┌──

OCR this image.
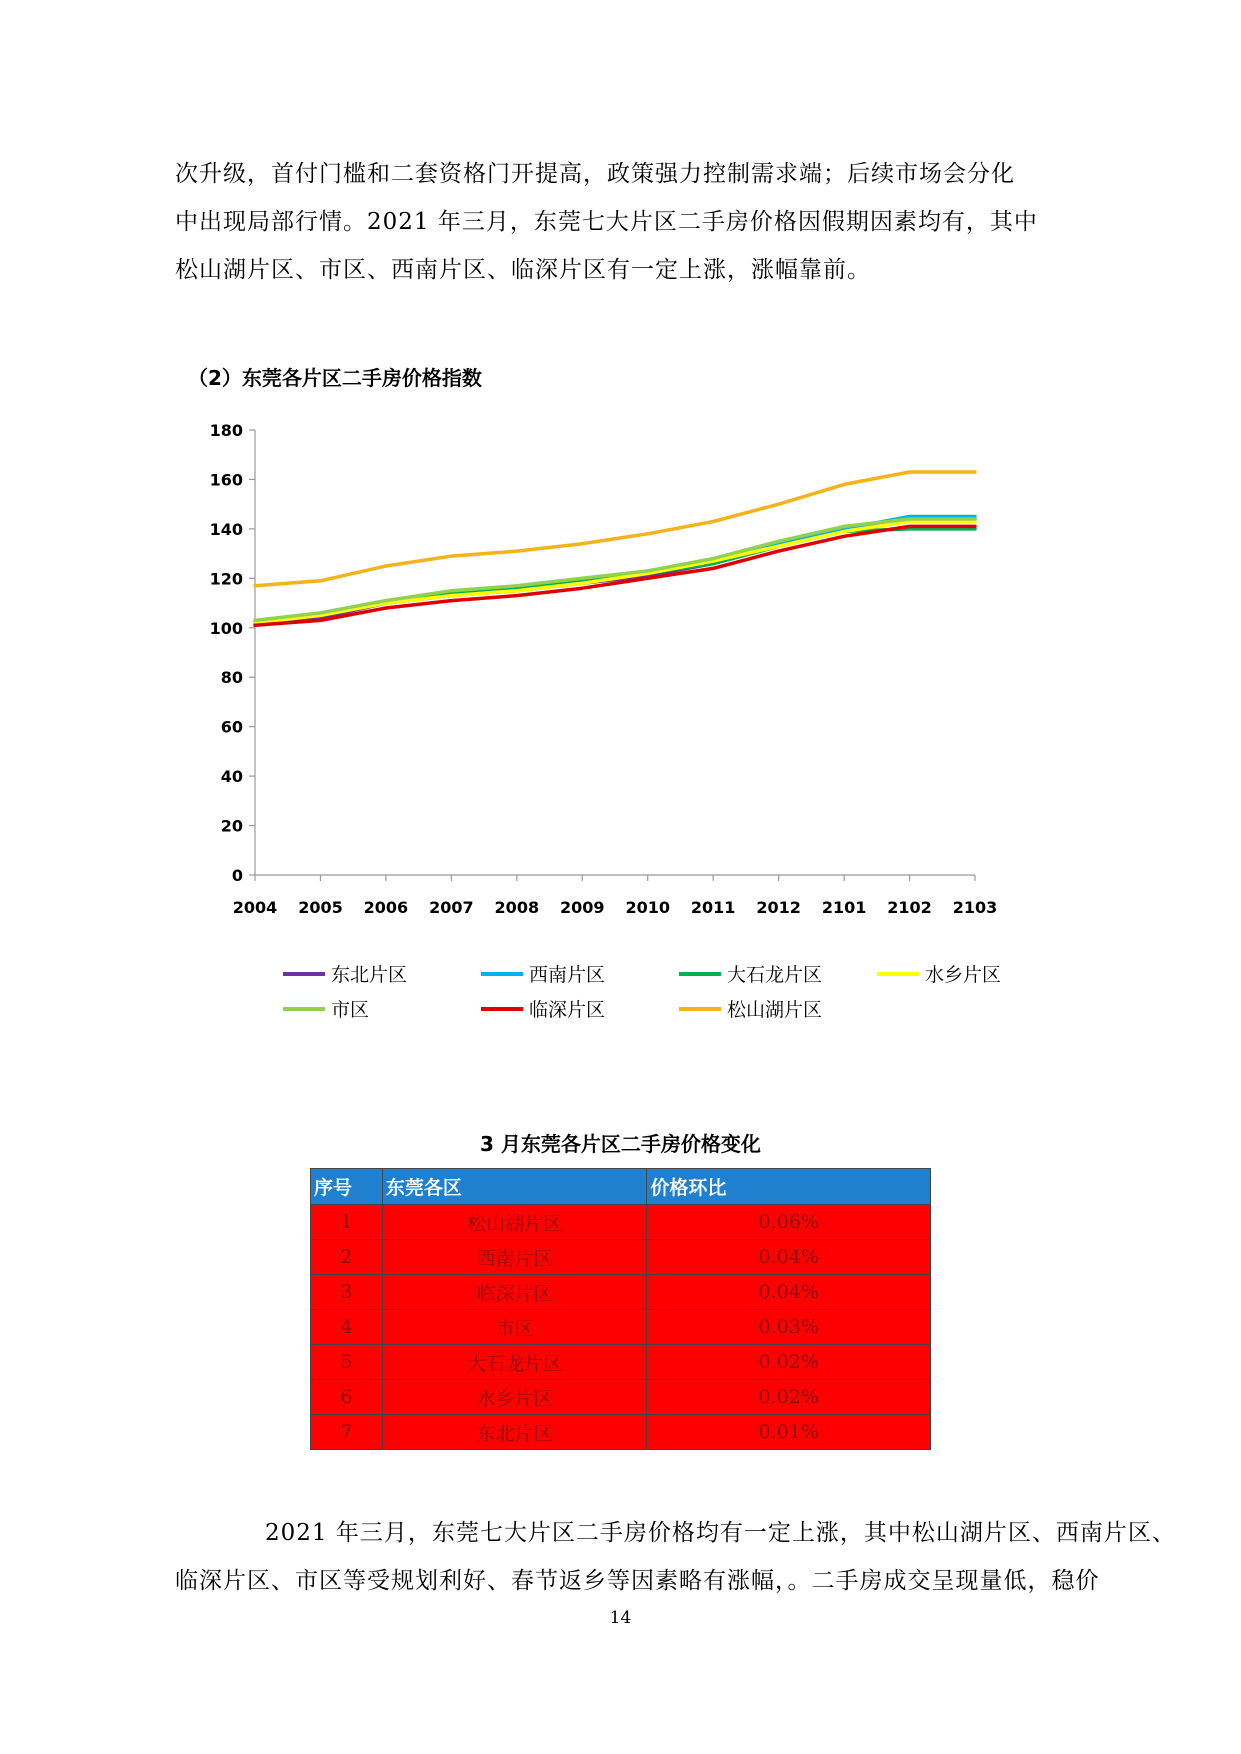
次升级，首付门槛和二套资格门开提高，政策强力控制需求端；后续市场会分化

中出现局部行情。2021 年三月，东莞七大片区二手房价格因假期因素均有，其中

松山湖片区、市区、西南片区、临深片区有一定上涨，涨幅靠前。

（2）东莞各片区二手房价格指数
0
20
40
60
80
100
120
140
160
180
2004 2005 2006 2007 2008 2009 2010 2011 2012 2101 2102 2103
东北片区	西南片区	大石龙片区	水乡片区
市区	临深片区	松山湖片区
3 月东莞各片区二手房价格变化
序号	东莞各区	价格环比
1	松山湖片区	0.06%
2	西南片区	0.04%
3	临深片区	0.04%
4	市区	0.03%
5	大石龙片区	0.02%
6	水乡片区	0.02%
7	东北片区	0.01%

2021 年三月，东莞七大片区二手房价格均有一定上涨，其中松山湖片区、西南片区、

临深片区、市区等受规划利好、春节返乡等因素略有涨幅，。二手房成交呈现量低，稳价

14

└──

**WHAT TO PRODUCE**
Transcribe every line from the records above without alteration, and leave out the images.

**TASK OUTPUT**
OCR this image.
次升级，首付门槛和二套资格门开提高，政策强力控制需求端；后续市场会分化

中出现局部行情。2021 年三月，东莞七大片区二手房价格因假期因素均有，其中

松山湖片区、市区、西南片区、临深片区有一定上涨，涨幅靠前。

（2）东莞各片区二手房价格指数
0
20
40
60
80
100
120
140
160
180
2004 2005 2006 2007 2008 2009 2010 2011 2012 2101 2102 2103
东北片区	西南片区	大石龙片区	水乡片区
市区	临深片区	松山湖片区
3 月东莞各片区二手房价格变化
序号	东莞各区	价格环比
1	松山湖片区	0.06%
2	西南片区	0.04%
3	临深片区	0.04%
4	市区	0.03%
5	大石龙片区	0.02%
6	水乡片区	0.02%
7	东北片区	0.01%

2021 年三月，东莞七大片区二手房价格均有一定上涨，其中松山湖片区、西南片区、

临深片区、市区等受规划利好、春节返乡等因素略有涨幅，。二手房成交呈现量低，稳价

14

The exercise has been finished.